→ **GIVEN INSTRUCTION 1**
Write out the passage of the LeetCode stock-trading solution between "Solution to LeetCode" and "cooldown one day).", inclusive.

→ **PASSAGE SHOWN**
____________________

Solution to LeetCode 309 Best Time to Buy and Sell Stock with Cooldown & LeetCode 714 Best Time to Buy and Sell Stock with Transaction Fee.
LeetCode 309
Best Time to Buy and Sell Stock with Cooldown (Medium) [link]
Key: You can complete as many transactions as you like, but you cannot hold multiple stocks at the same time, and after you sell your stock, you cannot buy stock on the next day (i.e., cooldown one day).
1] Dynamic Programming
Define dp[i][j] as the max money you have on the ith day with status j.
There are 4 states: j in {0,1,2,3}.
1: j=0: You buy one stock today or already bought one before.

____________________

→ **LISTED ENTRIES**
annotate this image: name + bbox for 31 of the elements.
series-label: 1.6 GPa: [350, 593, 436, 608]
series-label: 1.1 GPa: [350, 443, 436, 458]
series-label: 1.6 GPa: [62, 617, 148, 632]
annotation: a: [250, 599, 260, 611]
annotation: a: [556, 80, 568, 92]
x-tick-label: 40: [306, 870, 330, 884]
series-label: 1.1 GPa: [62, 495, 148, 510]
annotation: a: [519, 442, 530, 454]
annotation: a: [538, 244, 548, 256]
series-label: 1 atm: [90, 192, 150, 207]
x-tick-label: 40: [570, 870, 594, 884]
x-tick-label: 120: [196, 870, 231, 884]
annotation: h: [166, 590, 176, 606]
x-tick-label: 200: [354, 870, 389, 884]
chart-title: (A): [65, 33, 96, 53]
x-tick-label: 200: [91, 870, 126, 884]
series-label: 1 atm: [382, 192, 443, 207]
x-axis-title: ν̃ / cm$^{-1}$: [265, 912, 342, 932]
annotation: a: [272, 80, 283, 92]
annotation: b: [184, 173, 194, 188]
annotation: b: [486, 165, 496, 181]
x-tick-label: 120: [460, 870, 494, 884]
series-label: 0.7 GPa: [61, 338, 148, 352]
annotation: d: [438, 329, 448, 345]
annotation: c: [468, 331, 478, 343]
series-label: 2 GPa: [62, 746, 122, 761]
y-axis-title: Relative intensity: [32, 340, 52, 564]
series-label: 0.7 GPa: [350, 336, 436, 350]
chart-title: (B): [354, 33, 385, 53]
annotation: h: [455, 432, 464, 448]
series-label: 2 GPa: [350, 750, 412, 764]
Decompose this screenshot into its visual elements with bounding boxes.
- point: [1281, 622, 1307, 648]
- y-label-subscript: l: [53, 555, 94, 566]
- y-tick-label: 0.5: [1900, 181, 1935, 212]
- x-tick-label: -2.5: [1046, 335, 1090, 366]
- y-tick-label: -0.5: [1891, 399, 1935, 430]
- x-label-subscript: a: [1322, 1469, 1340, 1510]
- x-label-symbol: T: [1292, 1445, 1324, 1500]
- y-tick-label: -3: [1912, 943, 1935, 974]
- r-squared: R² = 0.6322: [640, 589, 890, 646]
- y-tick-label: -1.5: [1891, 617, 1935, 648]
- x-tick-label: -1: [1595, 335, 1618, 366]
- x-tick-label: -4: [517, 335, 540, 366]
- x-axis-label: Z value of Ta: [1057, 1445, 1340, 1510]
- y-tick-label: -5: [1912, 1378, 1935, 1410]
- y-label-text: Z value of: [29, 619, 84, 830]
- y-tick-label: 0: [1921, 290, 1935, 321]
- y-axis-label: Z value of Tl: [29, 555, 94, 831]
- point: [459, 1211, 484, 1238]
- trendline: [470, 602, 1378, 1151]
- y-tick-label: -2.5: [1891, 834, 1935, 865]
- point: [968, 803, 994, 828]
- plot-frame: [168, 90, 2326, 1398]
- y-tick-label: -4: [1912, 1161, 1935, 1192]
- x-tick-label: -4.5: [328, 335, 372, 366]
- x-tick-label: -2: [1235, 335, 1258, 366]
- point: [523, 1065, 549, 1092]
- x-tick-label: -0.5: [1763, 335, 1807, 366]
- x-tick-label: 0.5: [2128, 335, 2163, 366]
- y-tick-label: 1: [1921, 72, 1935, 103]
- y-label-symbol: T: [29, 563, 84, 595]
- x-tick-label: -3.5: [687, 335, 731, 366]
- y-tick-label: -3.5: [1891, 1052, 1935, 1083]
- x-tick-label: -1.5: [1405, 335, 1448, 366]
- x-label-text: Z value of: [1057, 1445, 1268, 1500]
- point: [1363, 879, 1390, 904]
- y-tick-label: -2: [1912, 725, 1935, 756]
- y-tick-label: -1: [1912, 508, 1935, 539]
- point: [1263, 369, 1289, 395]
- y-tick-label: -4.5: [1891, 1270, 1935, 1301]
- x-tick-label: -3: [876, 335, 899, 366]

____________________

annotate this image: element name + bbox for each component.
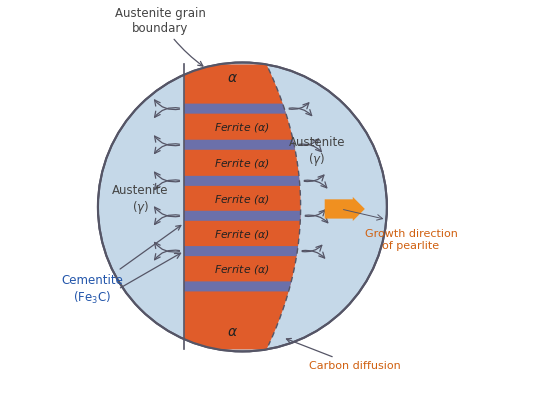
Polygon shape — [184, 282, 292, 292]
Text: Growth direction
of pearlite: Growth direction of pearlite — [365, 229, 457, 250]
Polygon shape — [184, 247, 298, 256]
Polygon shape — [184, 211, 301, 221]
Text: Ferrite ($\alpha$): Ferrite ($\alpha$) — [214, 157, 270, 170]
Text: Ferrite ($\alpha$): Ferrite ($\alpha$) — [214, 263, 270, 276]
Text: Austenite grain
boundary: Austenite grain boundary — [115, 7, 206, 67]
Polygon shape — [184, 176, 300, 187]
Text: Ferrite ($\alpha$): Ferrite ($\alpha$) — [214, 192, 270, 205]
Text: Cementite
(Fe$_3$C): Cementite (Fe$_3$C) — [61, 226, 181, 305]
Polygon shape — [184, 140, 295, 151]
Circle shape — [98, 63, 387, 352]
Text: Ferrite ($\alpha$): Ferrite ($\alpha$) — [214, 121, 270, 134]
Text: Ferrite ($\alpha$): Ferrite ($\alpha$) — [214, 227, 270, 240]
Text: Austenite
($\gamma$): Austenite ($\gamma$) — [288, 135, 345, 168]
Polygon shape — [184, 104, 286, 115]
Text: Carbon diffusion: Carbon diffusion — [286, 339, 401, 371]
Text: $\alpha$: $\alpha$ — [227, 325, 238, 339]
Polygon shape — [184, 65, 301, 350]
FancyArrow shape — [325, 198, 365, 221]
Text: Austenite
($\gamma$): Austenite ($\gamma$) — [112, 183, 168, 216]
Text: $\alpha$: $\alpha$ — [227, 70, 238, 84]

____________________

→ **GIVEN INSTRUCTION 2**
In the listing, reproduce only the lines between the lines holding "annotate this image: name" and "- x-tick-label: -4: [517, 335, 540, 366]", inclusive, changing "series-label" to "legend-label" and keeping everything else unchanged.

→ **TASK RESPONSE 1**
Solution to LeetCode 309 Best Time to Buy and Sell Stock with Cooldown & LeetCode 714 Best Time to Buy and Sell Stock with Transaction Fee.
LeetCode 309
Best Time to Buy and Sell Stock with Cooldown (Medium) [link]
Key: You can complete as many transactions as you like, but you cannot hold multiple stocks at the same time, and after you sell your stock, you cannot buy stock on the next day (i.e., cooldown one day).

→ **TASK RESPONSE 2**
annotate this image: name + bbox for 31 of the elements.
legend-label: 1.6 GPa: [350, 593, 436, 608]
legend-label: 1.1 GPa: [350, 443, 436, 458]
legend-label: 1.6 GPa: [62, 617, 148, 632]
annotation: a: [250, 599, 260, 611]
annotation: a: [556, 80, 568, 92]
x-tick-label: 40: [306, 870, 330, 884]
legend-label: 1.1 GPa: [62, 495, 148, 510]
annotation: a: [519, 442, 530, 454]
annotation: a: [538, 244, 548, 256]
legend-label: 1 atm: [90, 192, 150, 207]
x-tick-label: 40: [570, 870, 594, 884]
x-tick-label: 120: [196, 870, 231, 884]
annotation: h: [166, 590, 176, 606]
x-tick-label: 200: [354, 870, 389, 884]
chart-title: (A): [65, 33, 96, 53]
x-tick-label: 200: [91, 870, 126, 884]
legend-label: 1 atm: [382, 192, 443, 207]
x-axis-title: ν̃ / cm$^{-1}$: [265, 912, 342, 932]
annotation: a: [272, 80, 283, 92]
annotation: b: [184, 173, 194, 188]
annotation: b: [486, 165, 496, 181]
x-tick-label: 120: [460, 870, 494, 884]
legend-label: 0.7 GPa: [61, 338, 148, 352]
annotation: d: [438, 329, 448, 345]
annotation: c: [468, 331, 478, 343]
legend-label: 2 GPa: [62, 746, 122, 761]
y-axis-title: Relative intensity: [32, 340, 52, 564]
legend-label: 0.7 GPa: [350, 336, 436, 350]
chart-title: (B): [354, 33, 385, 53]
annotation: h: [455, 432, 464, 448]
legend-label: 2 GPa: [350, 750, 412, 764]
Decompose this screenshot into its visual elements with bounding boxes.
- point: [1281, 622, 1307, 648]
- y-label-subscript: l: [53, 555, 94, 566]
- y-tick-label: 0.5: [1900, 181, 1935, 212]
- x-tick-label: -2.5: [1046, 335, 1090, 366]
- y-tick-label: -0.5: [1891, 399, 1935, 430]
- x-label-subscript: a: [1322, 1469, 1340, 1510]
- x-label-symbol: T: [1292, 1445, 1324, 1500]
- y-tick-label: -3: [1912, 943, 1935, 974]
- r-squared: R² = 0.6322: [640, 589, 890, 646]
- y-tick-label: -1.5: [1891, 617, 1935, 648]
- x-tick-label: -1: [1595, 335, 1618, 366]
- x-tick-label: -4: [517, 335, 540, 366]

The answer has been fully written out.